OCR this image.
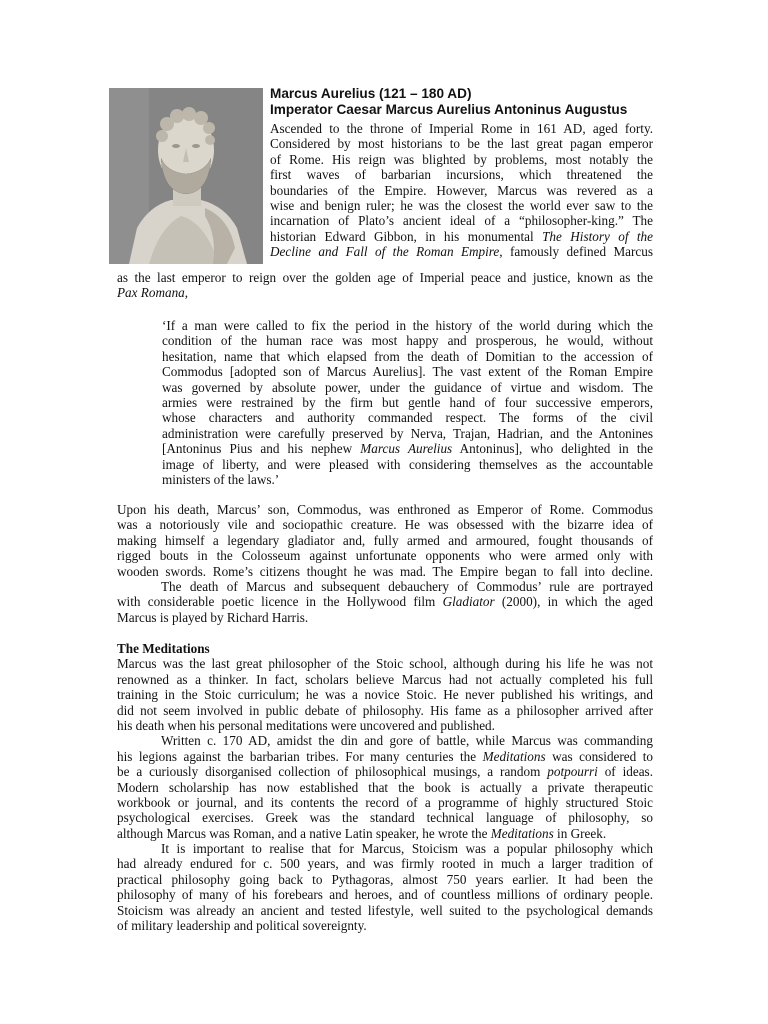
Marcus Aurelius (121 – 180 AD)
Imperator Caesar Marcus Aurelius Antoninus Augustus
Ascended to the throne of Imperial Rome in 161 AD, aged forty.
Considered by most historians to be the last great pagan emperor
of Rome. His reign was blighted by problems, most notably the
first waves of barbarian incursions, which threatened the
boundaries of the Empire. However, Marcus was revered as a
wise and benign ruler; he was the closest the world ever saw to the
incarnation of Plato’s ancient ideal of a “philosopher-king.” The
historian Edward Gibbon, in his monumental The History of the
Decline and Fall of the Roman Empire, famously defined Marcus
as the last emperor to reign over the golden age of Imperial peace and justice, known as the
Pax Romana,
‘If a man were called to fix the period in the history of the world during which the
condition of the human race was most happy and prosperous, he would, without
hesitation, name that which elapsed from the death of Domitian to the accession of
Commodus [adopted son of Marcus Aurelius]. The vast extent of the Roman Empire
was governed by absolute power, under the guidance of virtue and wisdom. The
armies were restrained by the firm but gentle hand of four successive emperors,
whose characters and authority commanded respect. The forms of the civil
administration were carefully preserved by Nerva, Trajan, Hadrian, and the Antonines
[Antoninus Pius and his nephew Marcus Aurelius Antoninus], who delighted in the
image of liberty, and were pleased with considering themselves as the accountable
ministers of the laws.’
Upon his death, Marcus’ son, Commodus, was enthroned as Emperor of Rome. Commodus
was a notoriously vile and sociopathic creature. He was obsessed with the bizarre idea of
making himself a legendary gladiator and, fully armed and armoured, fought thousands of
rigged bouts in the Colosseum against unfortunate opponents who were armed only with
wooden swords. Rome’s citizens thought he was mad. The Empire began to fall into decline.
The death of Marcus and subsequent debauchery of Commodus’ rule are portrayed
with considerable poetic licence in the Hollywood film Gladiator (2000), in which the aged
Marcus is played by Richard Harris.
The Meditations
Marcus was the last great philosopher of the Stoic school, although during his life he was not
renowned as a thinker. In fact, scholars believe Marcus had not actually completed his full
training in the Stoic curriculum; he was a novice Stoic. He never published his writings, and
did not seem involved in public debate of philosophy. His fame as a philosopher arrived after
his death when his personal meditations were uncovered and published.
Written c. 170 AD, amidst the din and gore of battle, while Marcus was commanding
his legions against the barbarian tribes. For many centuries the Meditations was considered to
be a curiously disorganised collection of philosophical musings, a random potpourri of ideas.
Modern scholarship has now established that the book is actually a private therapeutic
workbook or journal, and its contents the record of a programme of highly structured Stoic
psychological exercises. Greek was the standard technical language of philosophy, so
although Marcus was Roman, and a native Latin speaker, he wrote the Meditations in Greek.
It is important to realise that for Marcus, Stoicism was a popular philosophy which
had already endured for c. 500 years, and was firmly rooted in much a larger tradition of
practical philosophy going back to Pythagoras, almost 750 years earlier. It had been the
philosophy of many of his forebears and heroes, and of countless millions of ordinary people.
Stoicism was already an ancient and tested lifestyle, well suited to the psychological demands
of military leadership and political sovereignty.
• • • • •
Stated exercise:
Report all lines of the material that contain the word "psychological".

In response:
psychological exercises. Greek was the standard technical language of philosophy, so
Stoicism was already an ancient and tested lifestyle, well suited to the psychological demands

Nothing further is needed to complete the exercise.